What you need to do =
Pictures do not belong in the copy; restate the records below word for word.

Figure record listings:
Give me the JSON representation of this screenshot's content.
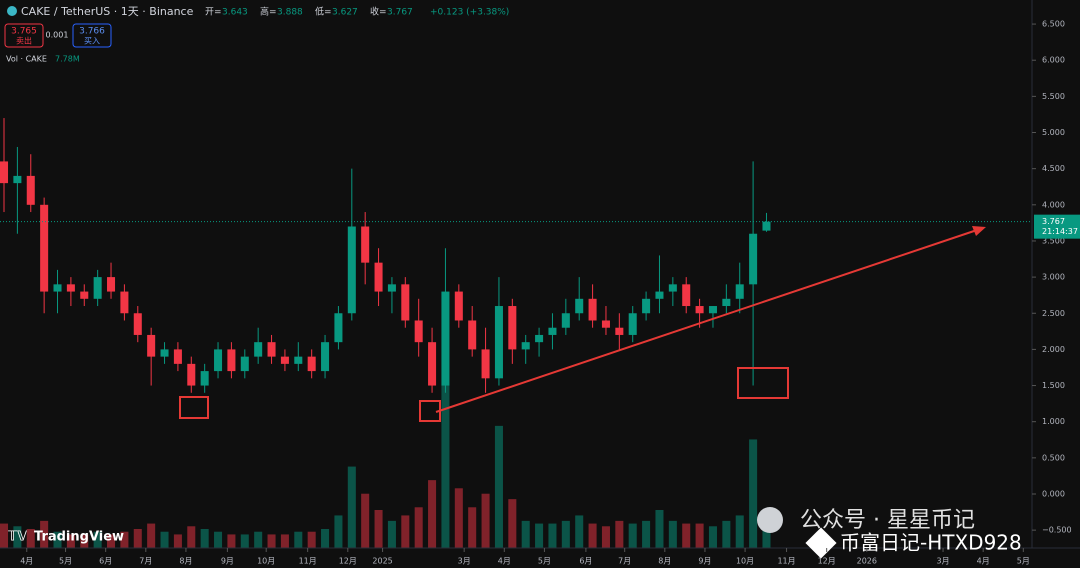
{
  "chart_data": {
    "type": "candlestick",
    "symbol": "CAKE / TetherUS · 1天 · Binance",
    "ohlc_labels": [
      "开=",
      "高=",
      "低=",
      "收="
    ],
    "change": "+0.123 (+3.38%)",
    "sell_price": "3.765",
    "sell_label": "卖出",
    "spread": "0.001",
    "buy_price": "3.766",
    "buy_label": "买入",
    "volume_title": "Vol · CAKE",
    "volume_value": "7.78M",
    "countdown": "21:14:37",
    "logo": "TradingView",
    "watermark": "公众号 · 星星币记",
    "watermark2": "币富日记-HTXD928",
    "open": [
      4.6,
      4.3,
      4.4,
      4.0,
      2.8,
      2.9,
      2.8,
      2.7,
      3.0,
      2.8,
      2.5,
      2.2,
      1.9,
      2.0,
      1.8,
      1.5,
      1.7,
      2.0,
      1.7,
      1.9,
      2.1,
      1.9,
      1.8,
      1.9,
      1.7,
      2.1,
      2.5,
      3.7,
      3.2,
      2.8,
      2.9,
      2.4,
      2.1,
      1.5,
      2.8,
      2.4,
      2.0,
      1.6,
      2.6,
      2.0,
      2.1,
      2.2,
      2.3,
      2.5,
      2.7,
      2.4,
      2.3,
      2.2,
      2.5,
      2.7,
      2.8,
      2.9,
      2.6,
      2.5,
      2.6,
      2.7,
      2.9,
      3.643
    ],
    "high": [
      5.2,
      4.8,
      4.7,
      4.1,
      3.1,
      3.0,
      2.9,
      3.1,
      3.2,
      2.9,
      2.6,
      2.3,
      2.1,
      2.1,
      1.9,
      1.8,
      2.1,
      2.1,
      2.0,
      2.3,
      2.2,
      2.0,
      2.1,
      2.0,
      2.2,
      2.6,
      4.5,
      3.9,
      3.4,
      3.0,
      3.0,
      2.7,
      2.3,
      3.4,
      2.9,
      2.6,
      2.3,
      3.0,
      2.7,
      2.2,
      2.3,
      2.5,
      2.7,
      3.0,
      2.9,
      2.6,
      2.5,
      2.6,
      2.8,
      3.3,
      3.0,
      3.0,
      2.7,
      2.6,
      2.9,
      3.2,
      4.6,
      3.888
    ],
    "low": [
      3.9,
      3.6,
      3.9,
      2.5,
      2.5,
      2.6,
      2.6,
      2.6,
      2.7,
      2.4,
      2.1,
      1.5,
      1.8,
      1.7,
      1.4,
      1.4,
      1.6,
      1.6,
      1.6,
      1.8,
      1.8,
      1.7,
      1.7,
      1.6,
      1.6,
      2.0,
      2.4,
      2.9,
      2.6,
      2.5,
      2.3,
      1.9,
      1.4,
      1.4,
      2.3,
      1.9,
      1.4,
      1.5,
      1.8,
      1.8,
      1.9,
      2.0,
      2.2,
      2.4,
      2.3,
      2.2,
      2.0,
      2.1,
      2.4,
      2.5,
      2.6,
      2.5,
      2.3,
      2.3,
      2.5,
      2.5,
      1.5,
      3.627
    ],
    "close": [
      4.3,
      4.4,
      4.0,
      2.8,
      2.9,
      2.8,
      2.7,
      3.0,
      2.8,
      2.5,
      2.2,
      1.9,
      2.0,
      1.8,
      1.5,
      1.7,
      2.0,
      1.7,
      1.9,
      2.1,
      1.9,
      1.8,
      1.9,
      1.7,
      2.1,
      2.5,
      3.7,
      3.2,
      2.8,
      2.9,
      2.4,
      2.1,
      1.5,
      2.8,
      2.4,
      2.0,
      1.6,
      2.6,
      2.0,
      2.1,
      2.2,
      2.3,
      2.5,
      2.7,
      2.4,
      2.3,
      2.2,
      2.5,
      2.7,
      2.8,
      2.9,
      2.6,
      2.5,
      2.6,
      2.7,
      2.9,
      3.6,
      3.767
    ],
    "volume": [
      9,
      8,
      7,
      10,
      6,
      5,
      5,
      6,
      5,
      6,
      7,
      9,
      6,
      5,
      8,
      7,
      6,
      5,
      5,
      6,
      5,
      5,
      6,
      6,
      7,
      12,
      30,
      20,
      14,
      10,
      12,
      15,
      25,
      60,
      22,
      15,
      20,
      45,
      18,
      10,
      9,
      9,
      10,
      12,
      9,
      8,
      10,
      9,
      10,
      14,
      10,
      9,
      9,
      8,
      10,
      12,
      40,
      7.78
    ],
    "up_color": "#089981",
    "down_color": "#f23645",
    "ylim": [
      -0.747,
      6.833
    ],
    "yticks": [
      {
        "value": 6.5,
        "label": "6.500"
      },
      {
        "value": 6,
        "label": "6.000"
      },
      {
        "value": 5.5,
        "label": "5.500"
      },
      {
        "value": 5,
        "label": "5.000"
      },
      {
        "value": 4.5,
        "label": "4.500"
      },
      {
        "value": 4,
        "label": "4.000"
      },
      {
        "value": 3.5,
        "label": "3.500"
      },
      {
        "value": 3,
        "label": "3.000"
      },
      {
        "value": 2.5,
        "label": "2.500"
      },
      {
        "value": 2,
        "label": "2.000"
      },
      {
        "value": 1.5,
        "label": "1.500"
      },
      {
        "value": 1,
        "label": "1.000"
      },
      {
        "value": 0.5,
        "label": "0.500"
      },
      {
        "value": 0,
        "label": "0.000"
      },
      {
        "value": -0.5,
        "label": "−0.500"
      }
    ],
    "xlim": [
      0,
      77
    ],
    "xticks": [
      {
        "value": 2.0,
        "label": "4月"
      },
      {
        "value": 4.9,
        "label": "5月"
      },
      {
        "value": 7.9,
        "label": "6月"
      },
      {
        "value": 10.9,
        "label": "7月"
      },
      {
        "value": 13.9,
        "label": "8月"
      },
      {
        "value": 17.0,
        "label": "9月"
      },
      {
        "value": 19.9,
        "label": "10月"
      },
      {
        "value": 23.0,
        "label": "11月"
      },
      {
        "value": 26.0,
        "label": "12月"
      },
      {
        "value": 28.6,
        "label": "2025"
      },
      {
        "value": 34.7,
        "label": "3月"
      },
      {
        "value": 37.7,
        "label": "4月"
      },
      {
        "value": 40.7,
        "label": "5月"
      },
      {
        "value": 43.8,
        "label": "6月"
      },
      {
        "value": 46.7,
        "label": "7月"
      },
      {
        "value": 49.7,
        "label": "8月"
      },
      {
        "value": 52.7,
        "label": "9月"
      },
      {
        "value": 55.7,
        "label": "10月"
      },
      {
        "value": 58.8,
        "label": "11月"
      },
      {
        "value": 61.8,
        "label": "12月"
      },
      {
        "value": 64.8,
        "label": "2026"
      },
      {
        "value": 70.5,
        "label": "3月"
      },
      {
        "value": 73.5,
        "label": "4月"
      },
      {
        "value": 76.5,
        "label": "5月"
      }
    ],
    "volume_lim": [
      0,
      70
    ]
  }
}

Final answer =
Give me the JSON representation of this screenshot's content.
{
  "chart_data": {
    "type": "candlestick",
    "symbol": "CAKE / TetherUS · 1天 · Binance",
    "ohlc_labels": [
      "开=",
      "高=",
      "低=",
      "收="
    ],
    "change": "+0.123 (+3.38%)",
    "sell_price": "3.765",
    "sell_label": "卖出",
    "spread": "0.001",
    "buy_price": "3.766",
    "buy_label": "买入",
    "volume_title": "Vol · CAKE",
    "volume_value": "7.78M",
    "countdown": "21:14:37",
    "logo": "TradingView",
    "watermark": "公众号 · 星星币记",
    "watermark2": "币富日记-HTXD928",
    "open": [
      4.6,
      4.3,
      4.4,
      4.0,
      2.8,
      2.9,
      2.8,
      2.7,
      3.0,
      2.8,
      2.5,
      2.2,
      1.9,
      2.0,
      1.8,
      1.5,
      1.7,
      2.0,
      1.7,
      1.9,
      2.1,
      1.9,
      1.8,
      1.9,
      1.7,
      2.1,
      2.5,
      3.7,
      3.2,
      2.8,
      2.9,
      2.4,
      2.1,
      1.5,
      2.8,
      2.4,
      2.0,
      1.6,
      2.6,
      2.0,
      2.1,
      2.2,
      2.3,
      2.5,
      2.7,
      2.4,
      2.3,
      2.2,
      2.5,
      2.7,
      2.8,
      2.9,
      2.6,
      2.5,
      2.6,
      2.7,
      2.9,
      3.643
    ],
    "high": [
      5.2,
      4.8,
      4.7,
      4.1,
      3.1,
      3.0,
      2.9,
      3.1,
      3.2,
      2.9,
      2.6,
      2.3,
      2.1,
      2.1,
      1.9,
      1.8,
      2.1,
      2.1,
      2.0,
      2.3,
      2.2,
      2.0,
      2.1,
      2.0,
      2.2,
      2.6,
      4.5,
      3.9,
      3.4,
      3.0,
      3.0,
      2.7,
      2.3,
      3.4,
      2.9,
      2.6,
      2.3,
      3.0,
      2.7,
      2.2,
      2.3,
      2.5,
      2.7,
      3.0,
      2.9,
      2.6,
      2.5,
      2.6,
      2.8,
      3.3,
      3.0,
      3.0,
      2.7,
      2.6,
      2.9,
      3.2,
      4.6,
      3.888
    ],
    "low": [
      3.9,
      3.6,
      3.9,
      2.5,
      2.5,
      2.6,
      2.6,
      2.6,
      2.7,
      2.4,
      2.1,
      1.5,
      1.8,
      1.7,
      1.4,
      1.4,
      1.6,
      1.6,
      1.6,
      1.8,
      1.8,
      1.7,
      1.7,
      1.6,
      1.6,
      2.0,
      2.4,
      2.9,
      2.6,
      2.5,
      2.3,
      1.9,
      1.4,
      1.4,
      2.3,
      1.9,
      1.4,
      1.5,
      1.8,
      1.8,
      1.9,
      2.0,
      2.2,
      2.4,
      2.3,
      2.2,
      2.0,
      2.1,
      2.4,
      2.5,
      2.6,
      2.5,
      2.3,
      2.3,
      2.5,
      2.5,
      1.5,
      3.627
    ],
    "close": [
      4.3,
      4.4,
      4.0,
      2.8,
      2.9,
      2.8,
      2.7,
      3.0,
      2.8,
      2.5,
      2.2,
      1.9,
      2.0,
      1.8,
      1.5,
      1.7,
      2.0,
      1.7,
      1.9,
      2.1,
      1.9,
      1.8,
      1.9,
      1.7,
      2.1,
      2.5,
      3.7,
      3.2,
      2.8,
      2.9,
      2.4,
      2.1,
      1.5,
      2.8,
      2.4,
      2.0,
      1.6,
      2.6,
      2.0,
      2.1,
      2.2,
      2.3,
      2.5,
      2.7,
      2.4,
      2.3,
      2.2,
      2.5,
      2.7,
      2.8,
      2.9,
      2.6,
      2.5,
      2.6,
      2.7,
      2.9,
      3.6,
      3.767
    ],
    "volume": [
      9,
      8,
      7,
      10,
      6,
      5,
      5,
      6,
      5,
      6,
      7,
      9,
      6,
      5,
      8,
      7,
      6,
      5,
      5,
      6,
      5,
      5,
      6,
      6,
      7,
      12,
      30,
      20,
      14,
      10,
      12,
      15,
      25,
      60,
      22,
      15,
      20,
      45,
      18,
      10,
      9,
      9,
      10,
      12,
      9,
      8,
      10,
      9,
      10,
      14,
      10,
      9,
      9,
      8,
      10,
      12,
      40,
      7.78
    ],
    "up_color": "#089981",
    "down_color": "#f23645",
    "ylim": [
      -0.747,
      6.833
    ],
    "yticks": [
      {
        "value": 6.5,
        "label": "6.500"
      },
      {
        "value": 6,
        "label": "6.000"
      },
      {
        "value": 5.5,
        "label": "5.500"
      },
      {
        "value": 5,
        "label": "5.000"
      },
      {
        "value": 4.5,
        "label": "4.500"
      },
      {
        "value": 4,
        "label": "4.000"
      },
      {
        "value": 3.5,
        "label": "3.500"
      },
      {
        "value": 3,
        "label": "3.000"
      },
      {
        "value": 2.5,
        "label": "2.500"
      },
      {
        "value": 2,
        "label": "2.000"
      },
      {
        "value": 1.5,
        "label": "1.500"
      },
      {
        "value": 1,
        "label": "1.000"
      },
      {
        "value": 0.5,
        "label": "0.500"
      },
      {
        "value": 0,
        "label": "0.000"
      },
      {
        "value": -0.5,
        "label": "−0.500"
      }
    ],
    "xlim": [
      0,
      77
    ],
    "xticks": [
      {
        "value": 2.0,
        "label": "4月"
      },
      {
        "value": 4.9,
        "label": "5月"
      },
      {
        "value": 7.9,
        "label": "6月"
      },
      {
        "value": 10.9,
        "label": "7月"
      },
      {
        "value": 13.9,
        "label": "8月"
      },
      {
        "value": 17.0,
        "label": "9月"
      },
      {
        "value": 19.9,
        "label": "10月"
      },
      {
        "value": 23.0,
        "label": "11月"
      },
      {
        "value": 26.0,
        "label": "12月"
      },
      {
        "value": 28.6,
        "label": "2025"
      },
      {
        "value": 34.7,
        "label": "3月"
      },
      {
        "value": 37.7,
        "label": "4月"
      },
      {
        "value": 40.7,
        "label": "5月"
      },
      {
        "value": 43.8,
        "label": "6月"
      },
      {
        "value": 46.7,
        "label": "7月"
      },
      {
        "value": 49.7,
        "label": "8月"
      },
      {
        "value": 52.7,
        "label": "9月"
      },
      {
        "value": 55.7,
        "label": "10月"
      },
      {
        "value": 58.8,
        "label": "11月"
      },
      {
        "value": 61.8,
        "label": "12月"
      },
      {
        "value": 64.8,
        "label": "2026"
      },
      {
        "value": 70.5,
        "label": "3月"
      },
      {
        "value": 73.5,
        "label": "4月"
      },
      {
        "value": 76.5,
        "label": "5月"
      }
    ],
    "volume_lim": [
      0,
      70
    ]
  }
}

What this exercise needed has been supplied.